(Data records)
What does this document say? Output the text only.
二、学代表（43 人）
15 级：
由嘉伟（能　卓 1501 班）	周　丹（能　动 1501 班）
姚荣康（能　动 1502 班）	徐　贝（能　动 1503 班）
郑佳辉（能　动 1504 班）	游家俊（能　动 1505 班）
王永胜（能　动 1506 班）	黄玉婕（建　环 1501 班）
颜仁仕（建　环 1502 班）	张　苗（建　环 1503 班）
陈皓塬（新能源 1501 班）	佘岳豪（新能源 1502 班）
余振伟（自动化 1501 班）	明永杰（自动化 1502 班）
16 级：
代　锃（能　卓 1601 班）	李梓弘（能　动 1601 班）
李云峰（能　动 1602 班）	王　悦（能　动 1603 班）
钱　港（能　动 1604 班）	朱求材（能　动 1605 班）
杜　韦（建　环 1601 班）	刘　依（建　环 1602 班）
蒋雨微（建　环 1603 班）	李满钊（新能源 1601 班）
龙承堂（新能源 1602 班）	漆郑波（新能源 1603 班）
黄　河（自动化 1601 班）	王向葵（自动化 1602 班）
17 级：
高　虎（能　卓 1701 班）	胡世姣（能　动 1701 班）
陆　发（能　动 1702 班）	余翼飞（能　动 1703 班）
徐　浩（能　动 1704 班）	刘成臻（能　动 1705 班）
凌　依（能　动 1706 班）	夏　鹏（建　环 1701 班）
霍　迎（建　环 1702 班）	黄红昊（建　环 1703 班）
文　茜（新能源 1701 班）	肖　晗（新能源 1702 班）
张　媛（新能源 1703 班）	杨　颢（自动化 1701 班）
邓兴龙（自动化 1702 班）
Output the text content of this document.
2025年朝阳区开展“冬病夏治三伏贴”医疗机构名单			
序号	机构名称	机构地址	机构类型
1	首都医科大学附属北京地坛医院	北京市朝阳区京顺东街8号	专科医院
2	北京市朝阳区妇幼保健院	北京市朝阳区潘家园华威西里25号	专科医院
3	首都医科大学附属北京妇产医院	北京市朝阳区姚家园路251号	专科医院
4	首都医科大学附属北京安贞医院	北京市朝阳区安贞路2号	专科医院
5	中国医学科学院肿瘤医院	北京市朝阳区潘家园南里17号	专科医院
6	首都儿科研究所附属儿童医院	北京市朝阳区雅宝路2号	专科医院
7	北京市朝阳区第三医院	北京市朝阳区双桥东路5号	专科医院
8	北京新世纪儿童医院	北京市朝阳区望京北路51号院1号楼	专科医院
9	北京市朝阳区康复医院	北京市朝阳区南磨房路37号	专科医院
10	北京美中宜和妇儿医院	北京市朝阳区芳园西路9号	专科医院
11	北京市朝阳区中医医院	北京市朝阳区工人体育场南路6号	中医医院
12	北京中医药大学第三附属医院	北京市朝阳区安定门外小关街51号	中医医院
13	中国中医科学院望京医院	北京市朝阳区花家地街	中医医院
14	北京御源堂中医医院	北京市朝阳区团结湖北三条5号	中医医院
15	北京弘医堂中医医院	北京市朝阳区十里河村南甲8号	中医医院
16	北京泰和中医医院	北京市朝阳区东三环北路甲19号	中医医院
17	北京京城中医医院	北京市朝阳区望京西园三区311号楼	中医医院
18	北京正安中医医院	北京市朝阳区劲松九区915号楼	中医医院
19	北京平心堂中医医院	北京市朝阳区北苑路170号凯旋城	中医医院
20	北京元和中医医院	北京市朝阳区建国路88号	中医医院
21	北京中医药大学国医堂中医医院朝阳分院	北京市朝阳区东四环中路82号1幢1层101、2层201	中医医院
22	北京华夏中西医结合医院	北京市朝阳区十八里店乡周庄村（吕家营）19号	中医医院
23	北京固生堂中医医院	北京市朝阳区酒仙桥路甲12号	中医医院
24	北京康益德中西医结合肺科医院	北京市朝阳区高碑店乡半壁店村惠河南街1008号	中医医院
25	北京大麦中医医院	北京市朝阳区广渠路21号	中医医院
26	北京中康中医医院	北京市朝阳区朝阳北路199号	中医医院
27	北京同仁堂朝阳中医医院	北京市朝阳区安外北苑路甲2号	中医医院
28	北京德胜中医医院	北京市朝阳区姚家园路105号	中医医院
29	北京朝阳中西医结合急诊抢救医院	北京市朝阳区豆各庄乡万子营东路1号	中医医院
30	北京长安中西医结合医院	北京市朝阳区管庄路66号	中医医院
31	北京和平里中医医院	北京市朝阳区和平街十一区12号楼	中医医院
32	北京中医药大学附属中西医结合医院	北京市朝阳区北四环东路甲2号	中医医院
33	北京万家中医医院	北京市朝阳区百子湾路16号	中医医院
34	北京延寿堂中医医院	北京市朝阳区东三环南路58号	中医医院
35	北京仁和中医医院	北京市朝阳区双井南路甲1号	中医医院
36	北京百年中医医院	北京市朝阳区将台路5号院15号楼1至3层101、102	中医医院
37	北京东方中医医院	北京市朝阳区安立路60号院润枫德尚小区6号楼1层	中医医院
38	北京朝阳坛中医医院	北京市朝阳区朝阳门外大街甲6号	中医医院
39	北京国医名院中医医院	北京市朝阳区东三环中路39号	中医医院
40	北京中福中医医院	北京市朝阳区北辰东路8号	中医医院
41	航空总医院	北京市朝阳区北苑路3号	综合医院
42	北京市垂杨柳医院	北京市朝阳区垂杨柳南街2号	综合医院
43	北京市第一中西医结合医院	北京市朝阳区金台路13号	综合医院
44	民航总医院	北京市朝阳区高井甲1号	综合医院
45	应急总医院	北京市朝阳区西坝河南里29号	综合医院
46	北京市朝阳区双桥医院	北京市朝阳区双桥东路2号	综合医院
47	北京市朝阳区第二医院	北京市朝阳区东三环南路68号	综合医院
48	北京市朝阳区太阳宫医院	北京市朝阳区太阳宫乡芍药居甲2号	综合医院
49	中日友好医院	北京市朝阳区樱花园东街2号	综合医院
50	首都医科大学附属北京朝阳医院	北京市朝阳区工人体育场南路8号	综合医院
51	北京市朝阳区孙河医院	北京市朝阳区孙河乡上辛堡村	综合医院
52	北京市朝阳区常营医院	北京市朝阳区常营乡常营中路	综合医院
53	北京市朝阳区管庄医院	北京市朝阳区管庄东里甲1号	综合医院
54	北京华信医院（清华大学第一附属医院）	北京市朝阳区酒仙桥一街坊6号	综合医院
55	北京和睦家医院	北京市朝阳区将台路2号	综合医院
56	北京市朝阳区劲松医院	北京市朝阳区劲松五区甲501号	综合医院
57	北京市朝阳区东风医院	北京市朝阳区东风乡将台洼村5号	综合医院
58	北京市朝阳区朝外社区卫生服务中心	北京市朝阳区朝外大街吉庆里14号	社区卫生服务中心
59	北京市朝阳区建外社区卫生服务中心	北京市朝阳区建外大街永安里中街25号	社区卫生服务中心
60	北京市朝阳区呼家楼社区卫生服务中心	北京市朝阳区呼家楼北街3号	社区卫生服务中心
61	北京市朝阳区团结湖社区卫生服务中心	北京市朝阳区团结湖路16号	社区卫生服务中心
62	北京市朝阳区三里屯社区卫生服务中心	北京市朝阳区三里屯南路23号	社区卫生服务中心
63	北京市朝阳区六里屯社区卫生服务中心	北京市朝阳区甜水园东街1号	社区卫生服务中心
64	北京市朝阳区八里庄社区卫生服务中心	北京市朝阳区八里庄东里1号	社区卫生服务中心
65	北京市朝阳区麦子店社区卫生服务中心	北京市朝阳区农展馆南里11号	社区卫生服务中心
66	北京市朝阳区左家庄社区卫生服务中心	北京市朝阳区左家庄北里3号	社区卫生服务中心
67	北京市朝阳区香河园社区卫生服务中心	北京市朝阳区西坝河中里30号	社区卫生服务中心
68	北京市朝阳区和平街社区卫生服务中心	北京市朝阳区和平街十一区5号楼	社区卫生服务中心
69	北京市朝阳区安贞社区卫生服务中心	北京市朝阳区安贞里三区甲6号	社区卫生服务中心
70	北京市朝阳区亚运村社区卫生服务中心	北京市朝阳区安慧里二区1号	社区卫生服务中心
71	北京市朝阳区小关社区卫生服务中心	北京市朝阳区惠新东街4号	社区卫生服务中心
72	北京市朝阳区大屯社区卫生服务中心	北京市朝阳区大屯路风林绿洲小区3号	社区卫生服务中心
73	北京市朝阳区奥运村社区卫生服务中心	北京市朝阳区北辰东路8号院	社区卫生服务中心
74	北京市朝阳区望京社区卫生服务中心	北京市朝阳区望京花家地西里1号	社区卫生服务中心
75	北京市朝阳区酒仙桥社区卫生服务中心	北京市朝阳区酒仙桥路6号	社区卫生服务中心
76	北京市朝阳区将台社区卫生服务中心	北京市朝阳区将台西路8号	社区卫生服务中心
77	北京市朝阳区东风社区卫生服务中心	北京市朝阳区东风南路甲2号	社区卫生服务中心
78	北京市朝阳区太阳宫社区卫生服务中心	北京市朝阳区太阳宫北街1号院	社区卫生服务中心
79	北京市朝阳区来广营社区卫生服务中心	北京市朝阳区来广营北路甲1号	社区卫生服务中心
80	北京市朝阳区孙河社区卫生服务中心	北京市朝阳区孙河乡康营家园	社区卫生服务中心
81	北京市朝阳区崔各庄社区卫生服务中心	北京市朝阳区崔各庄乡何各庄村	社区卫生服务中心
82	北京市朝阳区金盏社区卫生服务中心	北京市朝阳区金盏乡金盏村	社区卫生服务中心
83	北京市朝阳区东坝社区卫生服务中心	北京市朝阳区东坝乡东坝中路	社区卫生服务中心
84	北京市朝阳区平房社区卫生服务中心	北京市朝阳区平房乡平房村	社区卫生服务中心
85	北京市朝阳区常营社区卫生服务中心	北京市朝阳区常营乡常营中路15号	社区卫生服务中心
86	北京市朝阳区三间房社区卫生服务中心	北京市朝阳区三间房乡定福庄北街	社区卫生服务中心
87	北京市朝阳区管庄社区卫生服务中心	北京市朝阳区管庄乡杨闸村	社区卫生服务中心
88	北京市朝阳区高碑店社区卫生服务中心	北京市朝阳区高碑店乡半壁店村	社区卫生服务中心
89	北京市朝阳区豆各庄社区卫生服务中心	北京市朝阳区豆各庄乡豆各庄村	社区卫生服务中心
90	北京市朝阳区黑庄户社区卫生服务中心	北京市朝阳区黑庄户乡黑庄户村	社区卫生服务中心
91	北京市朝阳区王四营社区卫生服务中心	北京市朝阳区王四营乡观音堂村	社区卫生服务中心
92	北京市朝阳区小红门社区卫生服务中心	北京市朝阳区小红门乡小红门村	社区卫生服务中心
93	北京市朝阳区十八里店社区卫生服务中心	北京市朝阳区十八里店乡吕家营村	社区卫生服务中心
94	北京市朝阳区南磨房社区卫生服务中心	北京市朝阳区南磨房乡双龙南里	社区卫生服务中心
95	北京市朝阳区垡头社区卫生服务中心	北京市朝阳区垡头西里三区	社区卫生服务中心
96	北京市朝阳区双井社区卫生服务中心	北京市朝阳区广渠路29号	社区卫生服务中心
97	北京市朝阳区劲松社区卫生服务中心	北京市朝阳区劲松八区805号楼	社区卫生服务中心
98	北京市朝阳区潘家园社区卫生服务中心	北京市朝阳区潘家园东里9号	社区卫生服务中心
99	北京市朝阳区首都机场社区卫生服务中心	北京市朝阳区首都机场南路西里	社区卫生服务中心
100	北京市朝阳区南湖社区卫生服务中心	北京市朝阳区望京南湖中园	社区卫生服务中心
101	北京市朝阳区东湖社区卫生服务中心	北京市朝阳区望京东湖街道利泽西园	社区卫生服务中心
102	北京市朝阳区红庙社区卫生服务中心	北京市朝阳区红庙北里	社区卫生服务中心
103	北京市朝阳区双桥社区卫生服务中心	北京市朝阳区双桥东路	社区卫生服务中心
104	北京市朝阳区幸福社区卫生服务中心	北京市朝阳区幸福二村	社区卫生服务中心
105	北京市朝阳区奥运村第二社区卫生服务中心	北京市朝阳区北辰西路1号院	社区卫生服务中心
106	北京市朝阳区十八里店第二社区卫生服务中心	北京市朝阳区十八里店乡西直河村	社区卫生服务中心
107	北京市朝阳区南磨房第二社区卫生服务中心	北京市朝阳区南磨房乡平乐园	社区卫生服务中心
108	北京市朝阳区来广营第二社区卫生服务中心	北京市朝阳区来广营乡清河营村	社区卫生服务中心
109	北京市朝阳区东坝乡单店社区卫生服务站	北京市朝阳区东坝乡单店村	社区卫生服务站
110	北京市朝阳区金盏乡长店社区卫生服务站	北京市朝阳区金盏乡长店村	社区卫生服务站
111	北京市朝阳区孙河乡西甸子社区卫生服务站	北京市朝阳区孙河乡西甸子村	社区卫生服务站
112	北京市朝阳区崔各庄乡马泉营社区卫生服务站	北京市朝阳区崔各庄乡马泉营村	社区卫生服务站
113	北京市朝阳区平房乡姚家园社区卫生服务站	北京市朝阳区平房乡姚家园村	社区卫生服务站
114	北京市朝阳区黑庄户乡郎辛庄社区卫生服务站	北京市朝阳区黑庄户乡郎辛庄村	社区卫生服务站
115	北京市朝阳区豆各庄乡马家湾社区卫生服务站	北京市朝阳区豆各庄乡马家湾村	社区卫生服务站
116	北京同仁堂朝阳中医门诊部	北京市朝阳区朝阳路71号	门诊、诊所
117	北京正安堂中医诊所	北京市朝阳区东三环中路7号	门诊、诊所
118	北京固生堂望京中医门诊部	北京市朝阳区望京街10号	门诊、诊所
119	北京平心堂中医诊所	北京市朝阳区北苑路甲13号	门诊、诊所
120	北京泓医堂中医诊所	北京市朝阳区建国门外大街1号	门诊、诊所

▸ **The request**
Lines of the material that contain the word "专科医院" are to be gathered.

▸ **Expected output**
1	首都医科大学附属北京地坛医院	北京市朝阳区京顺东街8号	专科医院
2	北京市朝阳区妇幼保健院	北京市朝阳区潘家园华威西里25号	专科医院
3	首都医科大学附属北京妇产医院	北京市朝阳区姚家园路251号	专科医院
4	首都医科大学附属北京安贞医院	北京市朝阳区安贞路2号	专科医院
5	中国医学科学院肿瘤医院	北京市朝阳区潘家园南里17号	专科医院
6	首都儿科研究所附属儿童医院	北京市朝阳区雅宝路2号	专科医院
7	北京市朝阳区第三医院	北京市朝阳区双桥东路5号	专科医院
8	北京新世纪儿童医院	北京市朝阳区望京北路51号院1号楼	专科医院
9	北京市朝阳区康复医院	北京市朝阳区南磨房路37号	专科医院
10	北京美中宜和妇儿医院	北京市朝阳区芳园西路9号	专科医院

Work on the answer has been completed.